Requirements: Determine how many lines below hold the string "określające". Reply with the number alone.

Exercise data:
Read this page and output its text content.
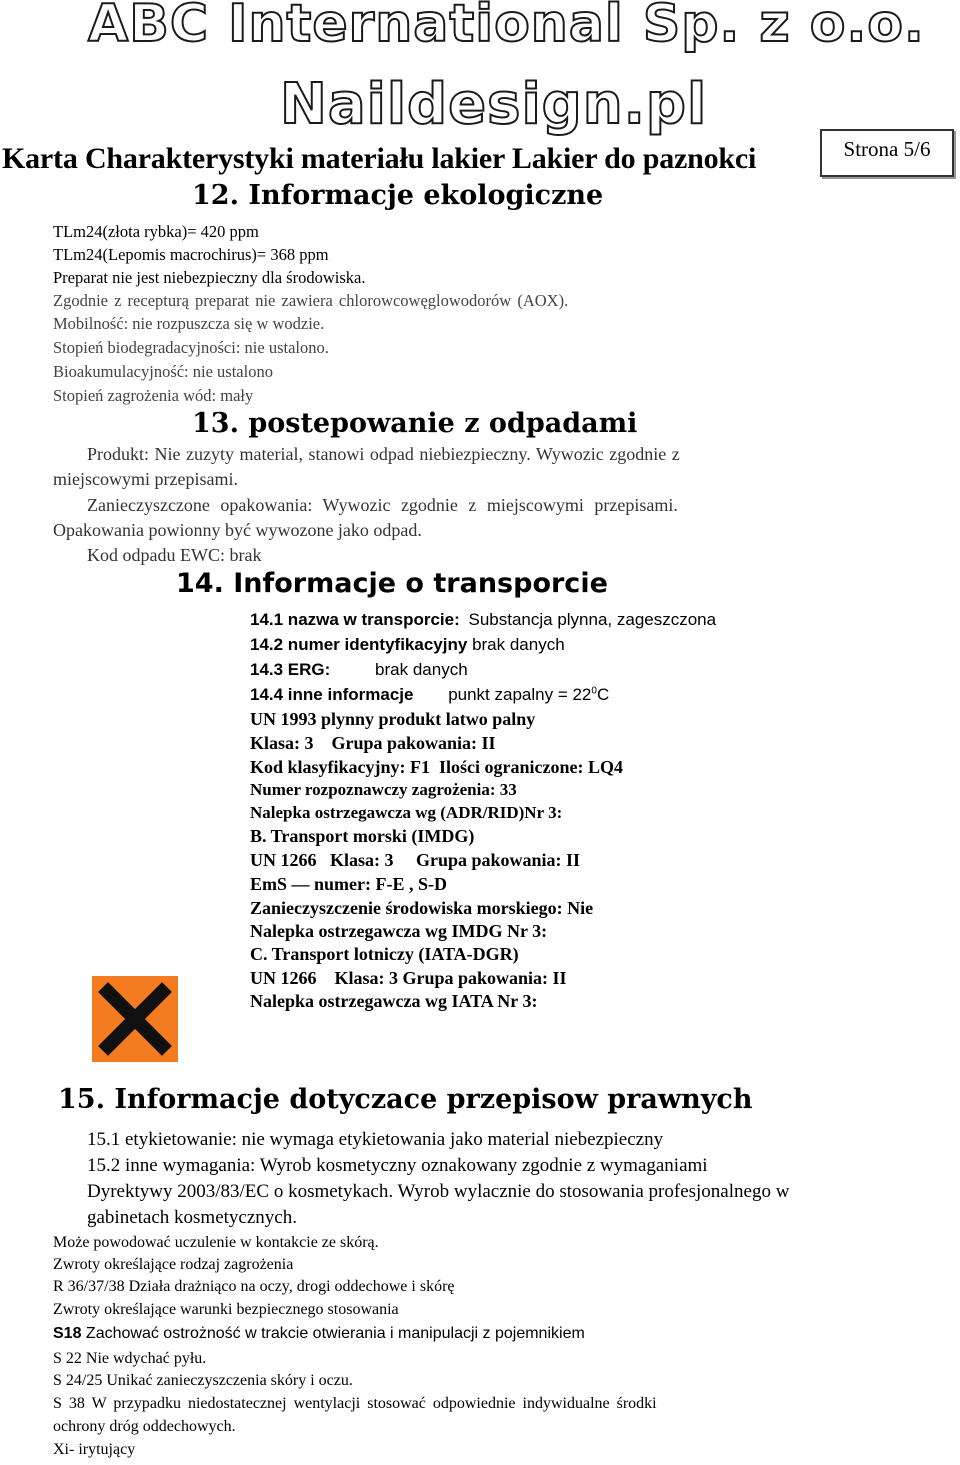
ABC International Sp. z o.o.
Naildesign.pl
Karta Charakterystyki materiału lakier Lakier do paznokci	Strona 5/6
12. Informacje ekologiczne
TLm24(złota rybka)= 420 ppm
TLm24(Lepomis macrochirus)= 368 ppm
Preparat nie jest niebezpieczny dla środowiska.
Zgodnie z recepturą preparat nie zawiera chlorowcowęglowodorów (AOX).
Mobilność: nie rozpuszcza się w wodzie.
Stopień biodegradacyjności: nie ustalono.
Bioakumulacyjność: nie ustalono
Stopień zagrożenia wód: mały
13. postepowanie z odpadami
Produkt: Nie zuzyty material, stanowi odpad niebiezpieczny. Wywozic zgodnie z
miejscowymi przepisami.
Zanieczyszczone opakowania: Wywozic zgodnie z miejscowymi przepisami.
Opakowania powionny być wywozone jako odpad.
Kod odpadu EWC: brak
14. Informacje o transporcie
14.1 nazwa w transporcie: Substancja plynna, zageszczona
14.2 numer identyfikacyjny brak danych
14.3 ERG:	brak danych
14.4 inne informacje punkt zapalny = $22^0C$
UN 1993 plynny produkt latwo palny
Klasa: 3    Grupa pakowania: II
Kod klasyfikacyjny: F1  Ilości ograniczone: LQ4
Numer rozpoznawczy zagrożenia: 33
Nalepka ostrzegawcza wg (ADR/RID)Nr 3:
B. Transport morski (IMDG)
UN 1266   Klasa: 3     Grupa pakowania: II
EmS — numer: F-E , S-D
Zanieczyszczenie środowiska morskiego: Nie
Nalepka ostrzegawcza wg IMDG Nr 3:
C. Transport lotniczy (IATA-DGR)
UN 1266    Klasa: 3 Grupa pakowania: II
Nalepka ostrzegawcza wg IATA Nr 3:
15. Informacje dotyczace przepisow prawnych
15.1 etykietowanie: nie wymaga etykietowania jako material niebezpieczny
15.2 inne wymagania: Wyrob kosmetyczny oznakowany zgodnie z wymaganiami
Dyrektywy 2003/83/EC o kosmetykach. Wyrob wylacznie do stosowania profesjonalnego w
gabinetach kosmetycznych.
Może powodować uczulenie w kontakcie ze skórą.
Zwroty określające rodzaj zagrożenia
R 36/37/38 Działa drażniąco na oczy, drogi oddechowe i skórę
Zwroty określające warunki bezpiecznego stosowania
S18 Zachować ostrożność w trakcie otwierania i manipulacji z pojemnikiem
S 22 Nie wdychać pyłu.
S 24/25 Unikać zanieczyszczenia skóry i oczu.
S 38 W przypadku niedostatecznej wentylacji stosować odpowiednie indywidualne środki
ochrony dróg oddechowych.
Xi- irytujący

Solution: 2